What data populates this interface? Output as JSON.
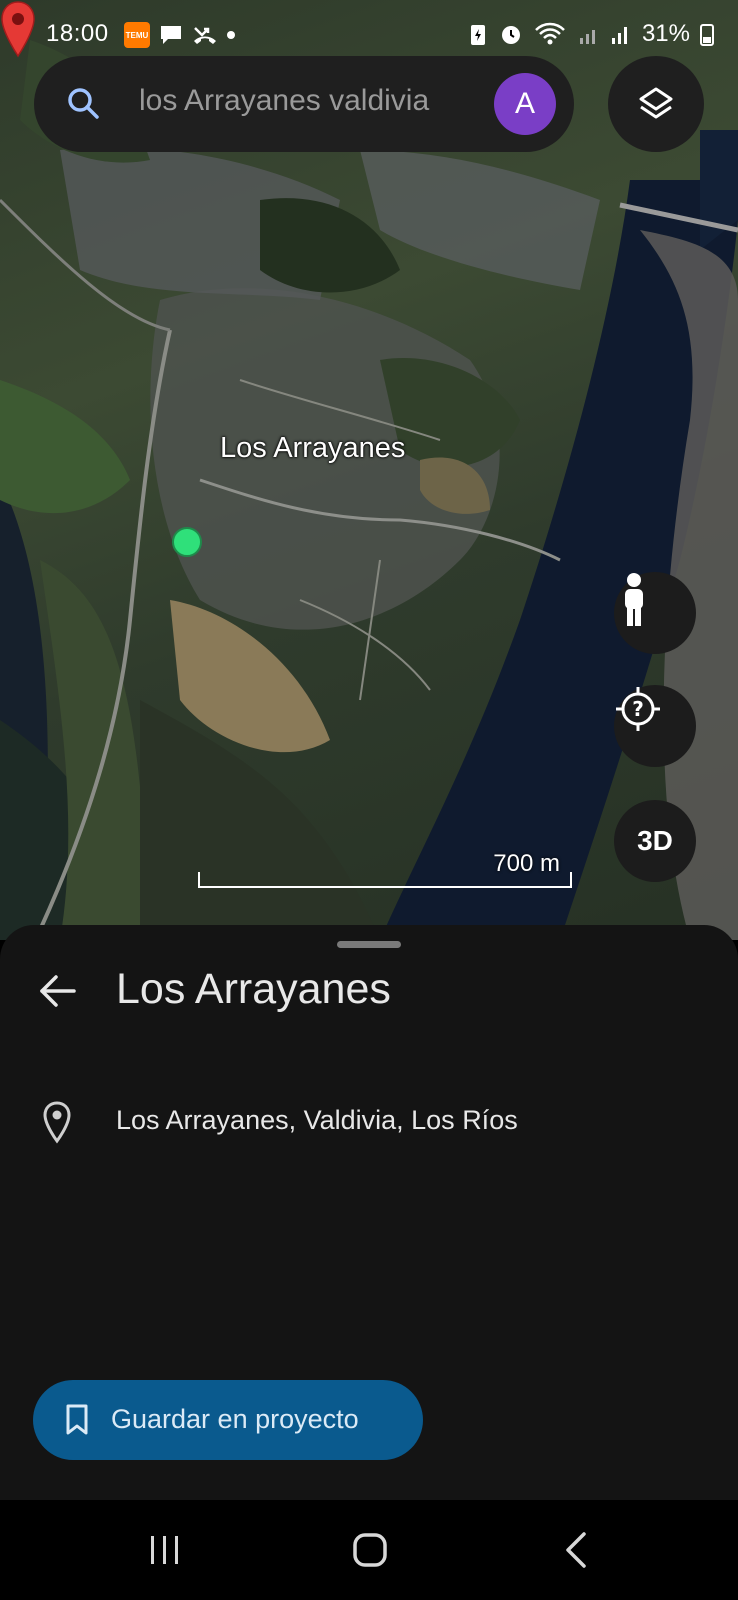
{
  "status_bar": {
    "time": "18:00",
    "battery": "31%",
    "icons_left": [
      "temu-app-icon",
      "chat-icon",
      "missed-call-icon",
      "dot-icon"
    ],
    "icons_right": [
      "battery-saver-icon",
      "alarm-icon",
      "wifi-icon",
      "signal-icon",
      "signal-icon",
      "battery-icon"
    ]
  },
  "search": {
    "query": "los Arrayanes valdivia",
    "avatar_initial": "A"
  },
  "map": {
    "place_label": "Los Arrayanes",
    "scale_label": "700 m",
    "buttons": {
      "three_d": "3D"
    },
    "colors": {
      "pin": "#e53935",
      "river": "#0f1a2e",
      "current_location": "#2fe07a"
    }
  },
  "sheet": {
    "title": "Los Arrayanes",
    "address": "Los Arrayanes, Valdivia, Los Ríos",
    "save_button": "Guardar en proyecto"
  },
  "colors": {
    "sheet_bg": "#141414",
    "save_button_bg": "#0a5a8e",
    "avatar_bg": "#7a3ec6"
  }
}
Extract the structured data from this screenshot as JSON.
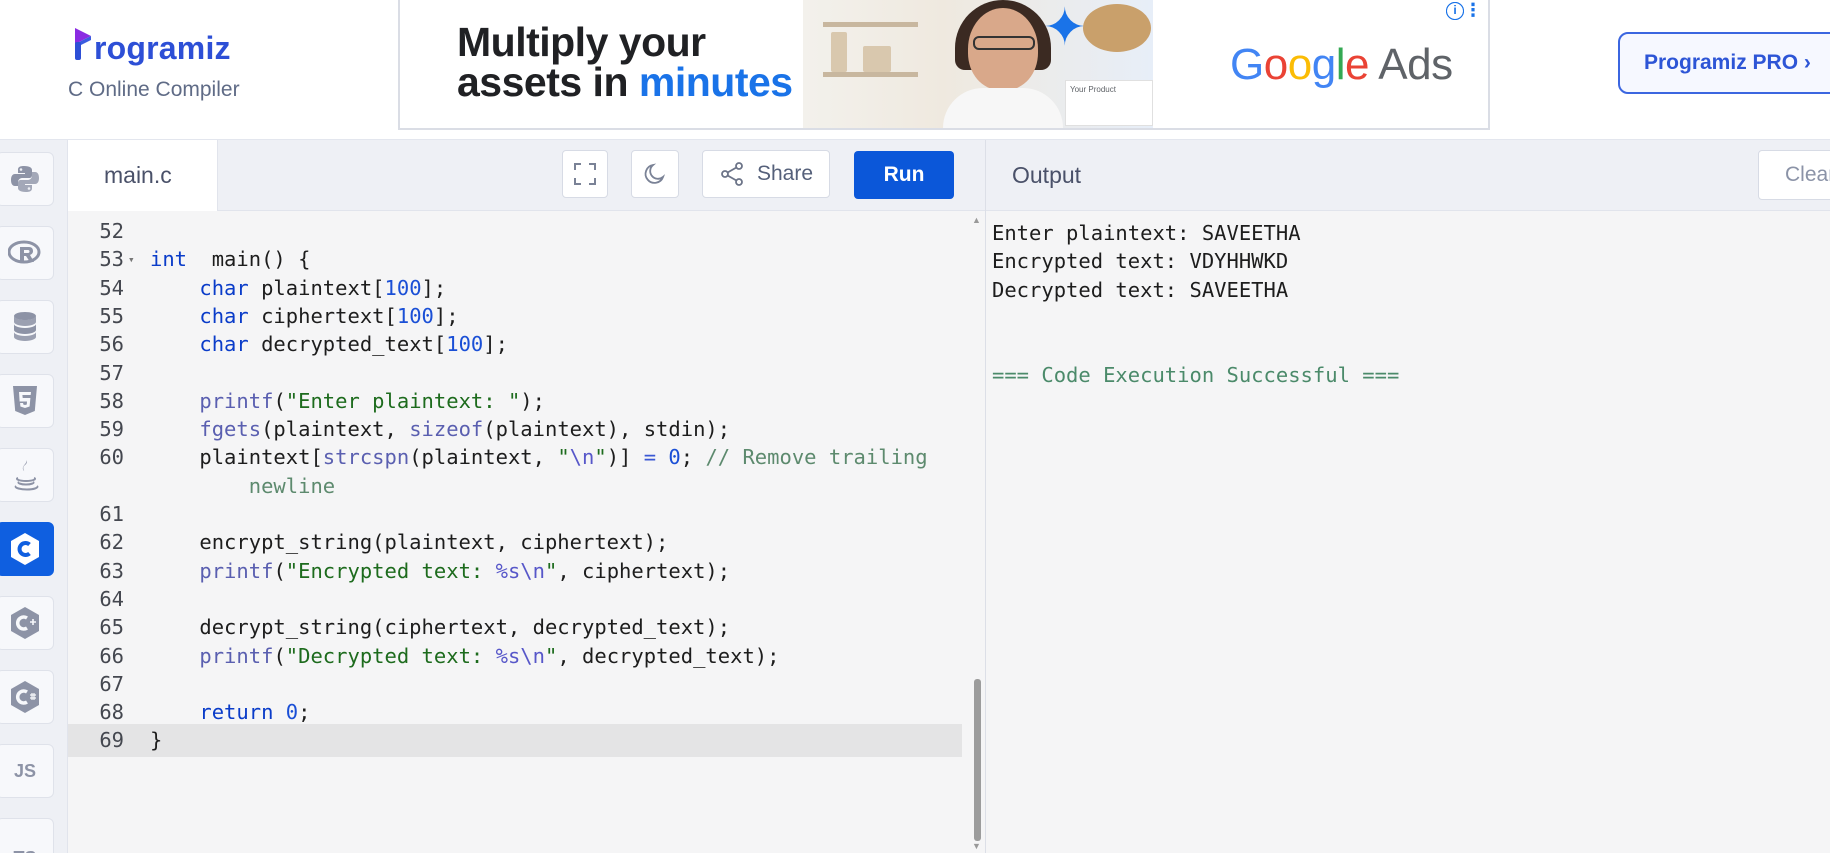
{
  "header": {
    "logo_text": "rogramiz",
    "logo_sub": "C Online Compiler",
    "pro_button": "Programiz PRO ›"
  },
  "ad": {
    "headline_line1": "Multiply your",
    "headline_line2_prefix": "assets in ",
    "headline_line2_highlight": "minutes",
    "brand_google": "Google",
    "brand_ads": "Ads",
    "card_label": "Your Product",
    "info_icon": "ⓘ",
    "menu_icon": "⋮"
  },
  "sidebar": {
    "items": [
      {
        "icon": "python-icon",
        "active": false
      },
      {
        "icon": "r-icon",
        "active": false
      },
      {
        "icon": "database-icon",
        "active": false
      },
      {
        "icon": "html5-icon",
        "active": false
      },
      {
        "icon": "java-icon",
        "active": false
      },
      {
        "icon": "c-icon",
        "active": true
      },
      {
        "icon": "cpp-icon",
        "active": false
      },
      {
        "icon": "csharp-icon",
        "active": false
      },
      {
        "icon": "js-icon",
        "label": "JS",
        "active": false
      },
      {
        "icon": "ts-icon",
        "label": "TS",
        "active": false
      }
    ]
  },
  "editor": {
    "file_tab": "main.c",
    "share_label": "Share",
    "run_label": "Run",
    "current_line": "69",
    "lines": [
      {
        "n": "52",
        "tokens": []
      },
      {
        "n": "53",
        "fold": "▾",
        "tokens": [
          [
            "kw",
            "int"
          ],
          [
            "",
            "  main() {"
          ]
        ]
      },
      {
        "n": "54",
        "tokens": [
          [
            "",
            "    "
          ],
          [
            "kw",
            "char"
          ],
          [
            "",
            " plaintext["
          ],
          [
            "num",
            "100"
          ],
          [
            "",
            "];"
          ]
        ]
      },
      {
        "n": "55",
        "tokens": [
          [
            "",
            "    "
          ],
          [
            "kw",
            "char"
          ],
          [
            "",
            " ciphertext["
          ],
          [
            "num",
            "100"
          ],
          [
            "",
            "];"
          ]
        ]
      },
      {
        "n": "56",
        "tokens": [
          [
            "",
            "    "
          ],
          [
            "kw",
            "char"
          ],
          [
            "",
            " decrypted_text["
          ],
          [
            "num",
            "100"
          ],
          [
            "",
            "];"
          ]
        ]
      },
      {
        "n": "57",
        "tokens": []
      },
      {
        "n": "58",
        "tokens": [
          [
            "",
            "    "
          ],
          [
            "fn",
            "printf"
          ],
          [
            "",
            "("
          ],
          [
            "str",
            "\"Enter plaintext: \""
          ],
          [
            "",
            ");"
          ]
        ]
      },
      {
        "n": "59",
        "tokens": [
          [
            "",
            "    "
          ],
          [
            "fn",
            "fgets"
          ],
          [
            "",
            "(plaintext, "
          ],
          [
            "fn",
            "sizeof"
          ],
          [
            "",
            "(plaintext), stdin);"
          ]
        ]
      },
      {
        "n": "60",
        "tokens": [
          [
            "",
            "    plaintext["
          ],
          [
            "fn",
            "strcspn"
          ],
          [
            "",
            "(plaintext, "
          ],
          [
            "str",
            "\""
          ],
          [
            "esc",
            "\\n"
          ],
          [
            "str",
            "\""
          ],
          [
            "",
            ")] "
          ],
          [
            "op",
            "="
          ],
          [
            "",
            " "
          ],
          [
            "num",
            "0"
          ],
          [
            "",
            "; "
          ],
          [
            "cm",
            "// Remove trailing"
          ]
        ]
      },
      {
        "n": "",
        "tokens": [
          [
            "",
            "        "
          ],
          [
            "cm",
            "newline"
          ]
        ]
      },
      {
        "n": "61",
        "tokens": []
      },
      {
        "n": "62",
        "tokens": [
          [
            "",
            "    encrypt_string(plaintext, ciphertext);"
          ]
        ]
      },
      {
        "n": "63",
        "tokens": [
          [
            "",
            "    "
          ],
          [
            "fn",
            "printf"
          ],
          [
            "",
            "("
          ],
          [
            "str",
            "\"Encrypted text: "
          ],
          [
            "esc",
            "%s\\n"
          ],
          [
            "str",
            "\""
          ],
          [
            "",
            ", ciphertext);"
          ]
        ]
      },
      {
        "n": "64",
        "tokens": []
      },
      {
        "n": "65",
        "tokens": [
          [
            "",
            "    decrypt_string(ciphertext, decrypted_text);"
          ]
        ]
      },
      {
        "n": "66",
        "tokens": [
          [
            "",
            "    "
          ],
          [
            "fn",
            "printf"
          ],
          [
            "",
            "("
          ],
          [
            "str",
            "\"Decrypted text: "
          ],
          [
            "esc",
            "%s\\n"
          ],
          [
            "str",
            "\""
          ],
          [
            "",
            ", decrypted_text);"
          ]
        ]
      },
      {
        "n": "67",
        "tokens": []
      },
      {
        "n": "68",
        "tokens": [
          [
            "",
            "    "
          ],
          [
            "kw",
            "return"
          ],
          [
            "",
            " "
          ],
          [
            "num",
            "0"
          ],
          [
            "",
            ";"
          ]
        ]
      },
      {
        "n": "69",
        "tokens": [
          [
            "",
            "}"
          ]
        ]
      }
    ]
  },
  "output": {
    "title": "Output",
    "clear_label": "Clear",
    "lines": [
      {
        "text": "Enter plaintext: SAVEETHA",
        "type": "normal"
      },
      {
        "text": "Encrypted text: VDYHHWKD",
        "type": "normal"
      },
      {
        "text": "Decrypted text: SAVEETHA",
        "type": "normal"
      },
      {
        "text": "",
        "type": "normal"
      },
      {
        "text": "",
        "type": "normal"
      },
      {
        "text": "=== Code Execution Successful ===",
        "type": "success"
      }
    ]
  },
  "colors": {
    "accent": "#0b57d9",
    "brand": "#2d4fd6",
    "success_text": "#4b8a6a"
  }
}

******

_PROBLEM TO WORK ON_
Reproduce each entry precisely. Leave the pictures out.

_SOLUTION TO THIS EXERCISE_
What data populates this interface? Output as JSON.
{
  "status_bar": {
    "time": "18:00",
    "battery": "31%",
    "icons_left": [
      "temu-app-icon",
      "chat-icon",
      "missed-call-icon",
      "dot-icon"
    ],
    "icons_right": [
      "battery-saver-icon",
      "alarm-icon",
      "wifi-icon",
      "signal-icon",
      "signal-icon",
      "battery-icon"
    ]
  },
  "search": {
    "query": "los Arrayanes valdivia",
    "avatar_initial": "A"
  },
  "map": {
    "place_label": "Los Arrayanes",
    "scale_label": "700 m",
    "buttons": {
      "three_d": "3D"
    },
    "colors": {
      "pin": "#e53935",
      "river": "#0f1a2e",
      "current_location": "#2fe07a"
    }
  },
  "sheet": {
    "title": "Los Arrayanes",
    "address": "Los Arrayanes, Valdivia, Los Ríos",
    "save_button": "Guardar en proyecto"
  },
  "colors": {
    "sheet_bg": "#141414",
    "save_button_bg": "#0a5a8e",
    "avatar_bg": "#7a3ec6"
  }
}
Extract the structured data from this screenshot as JSON.
{
  "header": {
    "logo_text": "rogramiz",
    "logo_sub": "C Online Compiler",
    "pro_button": "Programiz PRO ›"
  },
  "ad": {
    "headline_line1": "Multiply your",
    "headline_line2_prefix": "assets in ",
    "headline_line2_highlight": "minutes",
    "brand_google": "Google",
    "brand_ads": "Ads",
    "card_label": "Your Product",
    "info_icon": "ⓘ",
    "menu_icon": "⋮"
  },
  "sidebar": {
    "items": [
      {
        "icon": "python-icon",
        "active": false
      },
      {
        "icon": "r-icon",
        "active": false
      },
      {
        "icon": "database-icon",
        "active": false
      },
      {
        "icon": "html5-icon",
        "active": false
      },
      {
        "icon": "java-icon",
        "active": false
      },
      {
        "icon": "c-icon",
        "active": true
      },
      {
        "icon": "cpp-icon",
        "active": false
      },
      {
        "icon": "csharp-icon",
        "active": false
      },
      {
        "icon": "js-icon",
        "label": "JS",
        "active": false
      },
      {
        "icon": "ts-icon",
        "label": "TS",
        "active": false
      }
    ]
  },
  "editor": {
    "file_tab": "main.c",
    "share_label": "Share",
    "run_label": "Run",
    "current_line": "69",
    "lines": [
      {
        "n": "52",
        "tokens": []
      },
      {
        "n": "53",
        "fold": "▾",
        "tokens": [
          [
            "kw",
            "int"
          ],
          [
            "",
            "  main() {"
          ]
        ]
      },
      {
        "n": "54",
        "tokens": [
          [
            "",
            "    "
          ],
          [
            "kw",
            "char"
          ],
          [
            "",
            " plaintext["
          ],
          [
            "num",
            "100"
          ],
          [
            "",
            "];"
          ]
        ]
      },
      {
        "n": "55",
        "tokens": [
          [
            "",
            "    "
          ],
          [
            "kw",
            "char"
          ],
          [
            "",
            " ciphertext["
          ],
          [
            "num",
            "100"
          ],
          [
            "",
            "];"
          ]
        ]
      },
      {
        "n": "56",
        "tokens": [
          [
            "",
            "    "
          ],
          [
            "kw",
            "char"
          ],
          [
            "",
            " decrypted_text["
          ],
          [
            "num",
            "100"
          ],
          [
            "",
            "];"
          ]
        ]
      },
      {
        "n": "57",
        "tokens": []
      },
      {
        "n": "58",
        "tokens": [
          [
            "",
            "    "
          ],
          [
            "fn",
            "printf"
          ],
          [
            "",
            "("
          ],
          [
            "str",
            "\"Enter plaintext: \""
          ],
          [
            "",
            ");"
          ]
        ]
      },
      {
        "n": "59",
        "tokens": [
          [
            "",
            "    "
          ],
          [
            "fn",
            "fgets"
          ],
          [
            "",
            "(plaintext, "
          ],
          [
            "fn",
            "sizeof"
          ],
          [
            "",
            "(plaintext), stdin);"
          ]
        ]
      },
      {
        "n": "60",
        "tokens": [
          [
            "",
            "    plaintext["
          ],
          [
            "fn",
            "strcspn"
          ],
          [
            "",
            "(plaintext, "
          ],
          [
            "str",
            "\""
          ],
          [
            "esc",
            "\\n"
          ],
          [
            "str",
            "\""
          ],
          [
            "",
            ")] "
          ],
          [
            "op",
            "="
          ],
          [
            "",
            " "
          ],
          [
            "num",
            "0"
          ],
          [
            "",
            "; "
          ],
          [
            "cm",
            "// Remove trailing"
          ]
        ]
      },
      {
        "n": "",
        "tokens": [
          [
            "",
            "        "
          ],
          [
            "cm",
            "newline"
          ]
        ]
      },
      {
        "n": "61",
        "tokens": []
      },
      {
        "n": "62",
        "tokens": [
          [
            "",
            "    encrypt_string(plaintext, ciphertext);"
          ]
        ]
      },
      {
        "n": "63",
        "tokens": [
          [
            "",
            "    "
          ],
          [
            "fn",
            "printf"
          ],
          [
            "",
            "("
          ],
          [
            "str",
            "\"Encrypted text: "
          ],
          [
            "esc",
            "%s\\n"
          ],
          [
            "str",
            "\""
          ],
          [
            "",
            ", ciphertext);"
          ]
        ]
      },
      {
        "n": "64",
        "tokens": []
      },
      {
        "n": "65",
        "tokens": [
          [
            "",
            "    decrypt_string(ciphertext, decrypted_text);"
          ]
        ]
      },
      {
        "n": "66",
        "tokens": [
          [
            "",
            "    "
          ],
          [
            "fn",
            "printf"
          ],
          [
            "",
            "("
          ],
          [
            "str",
            "\"Decrypted text: "
          ],
          [
            "esc",
            "%s\\n"
          ],
          [
            "str",
            "\""
          ],
          [
            "",
            ", decrypted_text);"
          ]
        ]
      },
      {
        "n": "67",
        "tokens": []
      },
      {
        "n": "68",
        "tokens": [
          [
            "",
            "    "
          ],
          [
            "kw",
            "return"
          ],
          [
            "",
            " "
          ],
          [
            "num",
            "0"
          ],
          [
            "",
            ";"
          ]
        ]
      },
      {
        "n": "69",
        "tokens": [
          [
            "",
            "}"
          ]
        ]
      }
    ]
  },
  "output": {
    "title": "Output",
    "clear_label": "Clear",
    "lines": [
      {
        "text": "Enter plaintext: SAVEETHA",
        "type": "normal"
      },
      {
        "text": "Encrypted text: VDYHHWKD",
        "type": "normal"
      },
      {
        "text": "Decrypted text: SAVEETHA",
        "type": "normal"
      },
      {
        "text": "",
        "type": "normal"
      },
      {
        "text": "",
        "type": "normal"
      },
      {
        "text": "=== Code Execution Successful ===",
        "type": "success"
      }
    ]
  },
  "colors": {
    "accent": "#0b57d9",
    "brand": "#2d4fd6",
    "success_text": "#4b8a6a"
  }
}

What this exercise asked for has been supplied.